>> Start Text to read

While it is now possible to order the identical Starbucks coffee concoction in some 25 different countries, presuming there is a universal global communication style, negotiating pattern, or sense of humor, is dangerous, as Dr. Livermore warns in Leading with Cultural Intelligence: The New Secret to Success. Dr. Livermore’s book summarizes research that supports the proposition that cultural intelligence is a distinct competence, alongside such other intelligences as emotional intelligence.

Pointedly, Dr. Livermore advises that what works well in one culture may be counterproductive in another. Thus, a manager unfamiliar with the culture of a place, using criteria that would be applicable in the manager’s familiar place, could favor an individual for a leadership role, who would be entirely unsuitable for leadership in that particular place. To comprehend why there is growing need to be intelligent about culture, it is necessary to consider why people today are more exposed to different cultures and why our places reflect more and more cultural diversity.

Over the broad sweep of history, the culture of most places was common and monolithic. Before placechoice, people of a particular place needed to be concerned only with the culture of that place, which culture they learned through exposure to the people of that place. There was no need to be sensitive to cultural differences, for in most places there were relatively few cultural differences with which to contend.

>> End Text to read
>> Start Dataset extract

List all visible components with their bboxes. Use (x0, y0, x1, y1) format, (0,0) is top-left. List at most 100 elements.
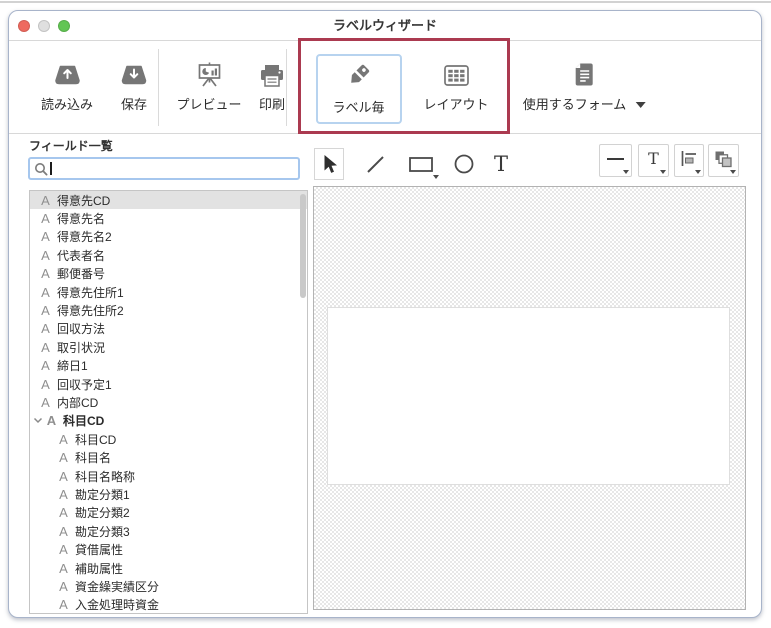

>> End Dataset extract

◆ Task prompt ◆
From the passage on cultural intelligence, write out word for word the portion starting with "Over the broad" and going on through "which to contend.".

◆ Output ◆
Over the broad sweep of history, the culture of most places was common and monolithic. Before placechoice, people of a particular place needed to be concerned only with the culture of that place, which culture they learned through exposure to the people of that place. There was no need to be sensitive to cultural differences, for in most places there were relatively few cultural differences with which to contend.